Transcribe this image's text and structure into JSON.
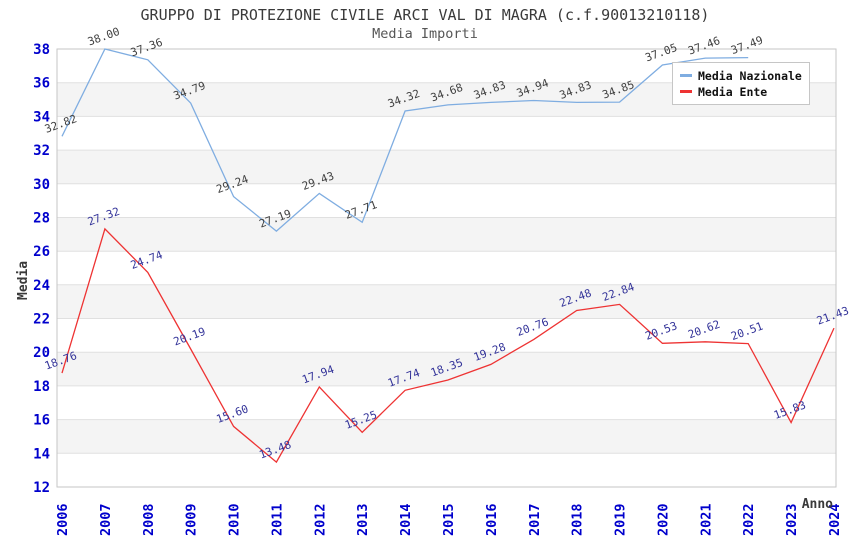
{
  "header": {
    "title": "GRUPPO DI PROTEZIONE CIVILE ARCI VAL DI MAGRA (c.f.90013210118)",
    "subtitle": "Media Importi"
  },
  "axes": {
    "y_title": "Media",
    "x_title": "Anno",
    "tick_label_color": "#0000cc"
  },
  "legend": {
    "items": [
      {
        "label": "Media Nazionale",
        "color": "#7fade1"
      },
      {
        "label": "Media Ente",
        "color": "#ee3333"
      }
    ]
  },
  "chart_data": {
    "type": "line",
    "title": "GRUPPO DI PROTEZIONE CIVILE ARCI VAL DI MAGRA (c.f.90013210118)",
    "subtitle": "Media Importi",
    "xlabel": "Anno",
    "ylabel": "Media",
    "x": [
      "2006",
      "2007",
      "2008",
      "2009",
      "2010",
      "2011",
      "2012",
      "2013",
      "2014",
      "2015",
      "2016",
      "2017",
      "2018",
      "2019",
      "2020",
      "2021",
      "2022",
      "2023",
      "2024"
    ],
    "ylim": [
      12,
      38
    ],
    "y_tick_step": 2,
    "grid": "horizontal-bands",
    "legend_position": "top-right",
    "series": [
      {
        "name": "Media Nazionale",
        "color": "#7fade1",
        "label_color": "#3f3f3f",
        "values": [
          32.82,
          38.0,
          37.36,
          34.79,
          29.24,
          27.19,
          29.43,
          27.71,
          34.32,
          34.68,
          34.83,
          34.94,
          34.83,
          34.85,
          37.05,
          37.46,
          37.49,
          null,
          null
        ]
      },
      {
        "name": "Media Ente",
        "color": "#ee3333",
        "label_color": "#333399",
        "values": [
          18.76,
          27.32,
          24.74,
          20.19,
          15.6,
          13.48,
          17.94,
          15.25,
          17.74,
          18.35,
          19.28,
          20.76,
          22.48,
          22.84,
          20.53,
          20.62,
          20.51,
          15.83,
          21.43
        ]
      }
    ]
  }
}
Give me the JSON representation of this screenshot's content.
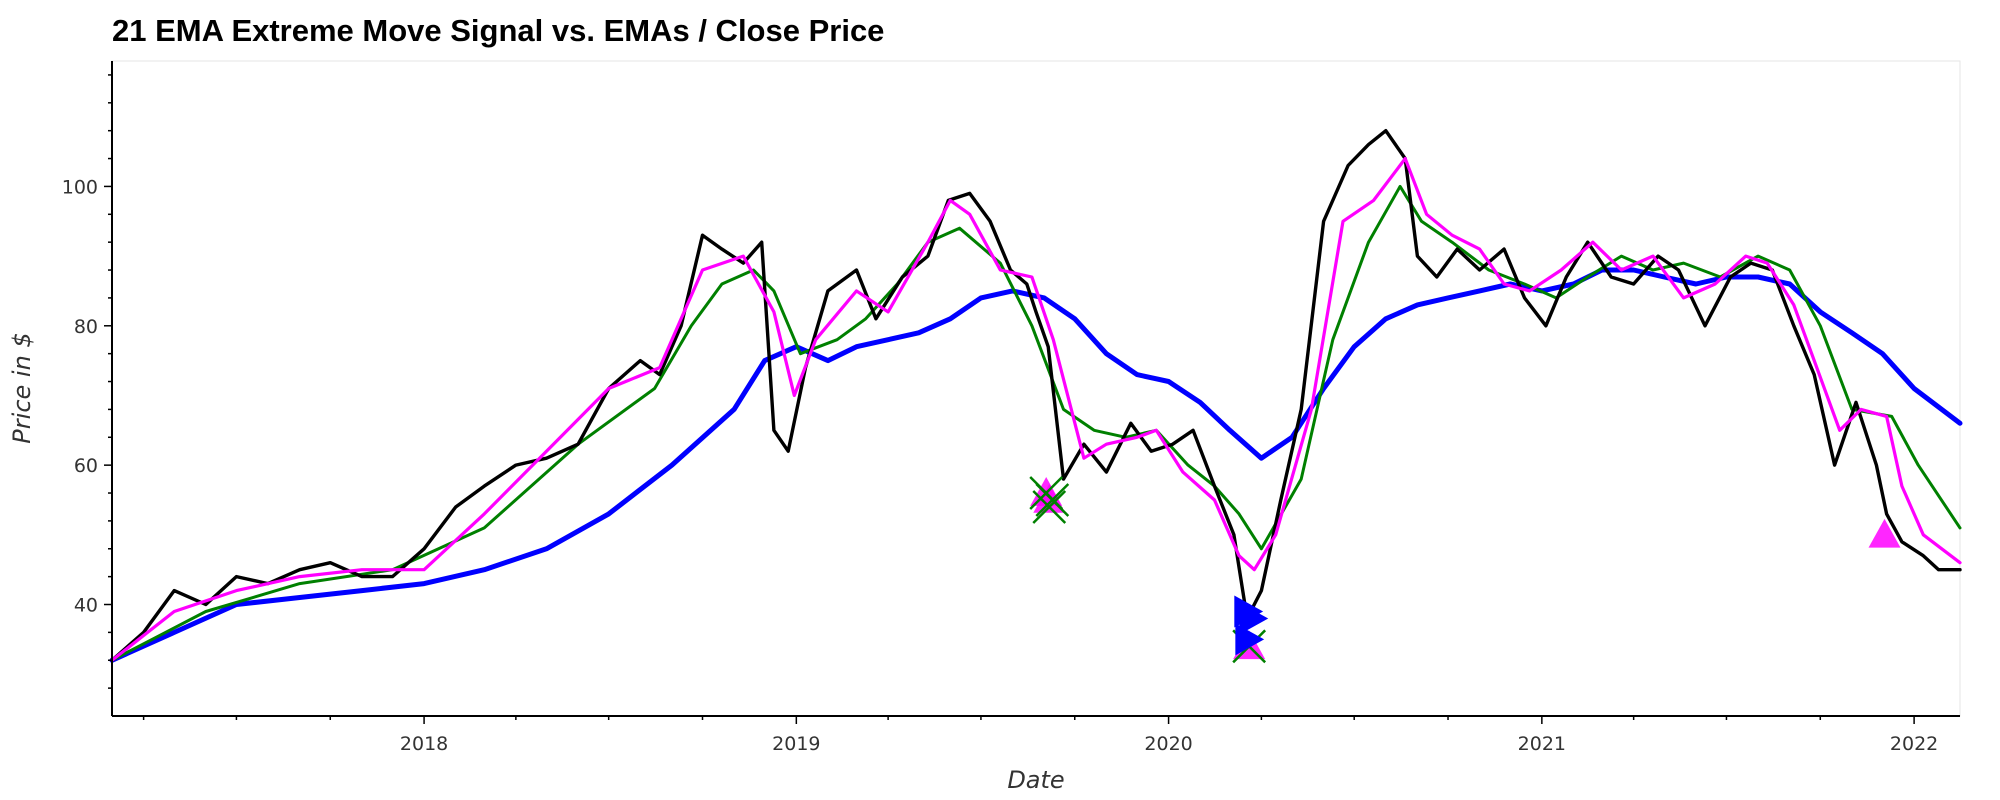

REQUIREMENTS » A faithful copy of the records above is needed, with the pictures left out.

TASK ANSWER »
Transcribe this image's text and structure into JSON.
{
  "header": {
    "title": "GRUPPO DI PROTEZIONE CIVILE ARCI VAL DI MAGRA (c.f.90013210118)",
    "subtitle": "Media Importi"
  },
  "axes": {
    "y_title": "Media",
    "x_title": "Anno",
    "tick_label_color": "#0000cc"
  },
  "legend": {
    "items": [
      {
        "label": "Media Nazionale",
        "color": "#7fade1"
      },
      {
        "label": "Media Ente",
        "color": "#ee3333"
      }
    ]
  },
  "chart_data": {
    "type": "line",
    "title": "GRUPPO DI PROTEZIONE CIVILE ARCI VAL DI MAGRA (c.f.90013210118)",
    "subtitle": "Media Importi",
    "xlabel": "Anno",
    "ylabel": "Media",
    "x": [
      "2006",
      "2007",
      "2008",
      "2009",
      "2010",
      "2011",
      "2012",
      "2013",
      "2014",
      "2015",
      "2016",
      "2017",
      "2018",
      "2019",
      "2020",
      "2021",
      "2022",
      "2023",
      "2024"
    ],
    "ylim": [
      12,
      38
    ],
    "y_tick_step": 2,
    "grid": "horizontal-bands",
    "legend_position": "top-right",
    "series": [
      {
        "name": "Media Nazionale",
        "color": "#7fade1",
        "label_color": "#3f3f3f",
        "values": [
          32.82,
          38.0,
          37.36,
          34.79,
          29.24,
          27.19,
          29.43,
          27.71,
          34.32,
          34.68,
          34.83,
          34.94,
          34.83,
          34.85,
          37.05,
          37.46,
          37.49,
          null,
          null
        ]
      },
      {
        "name": "Media Ente",
        "color": "#ee3333",
        "label_color": "#333399",
        "values": [
          18.76,
          27.32,
          24.74,
          20.19,
          15.6,
          13.48,
          17.94,
          15.25,
          17.74,
          18.35,
          19.28,
          20.76,
          22.48,
          22.84,
          20.53,
          20.62,
          20.51,
          15.83,
          21.43
        ]
      }
    ]
  }
}
Give me the JSON representation of this screenshot's content.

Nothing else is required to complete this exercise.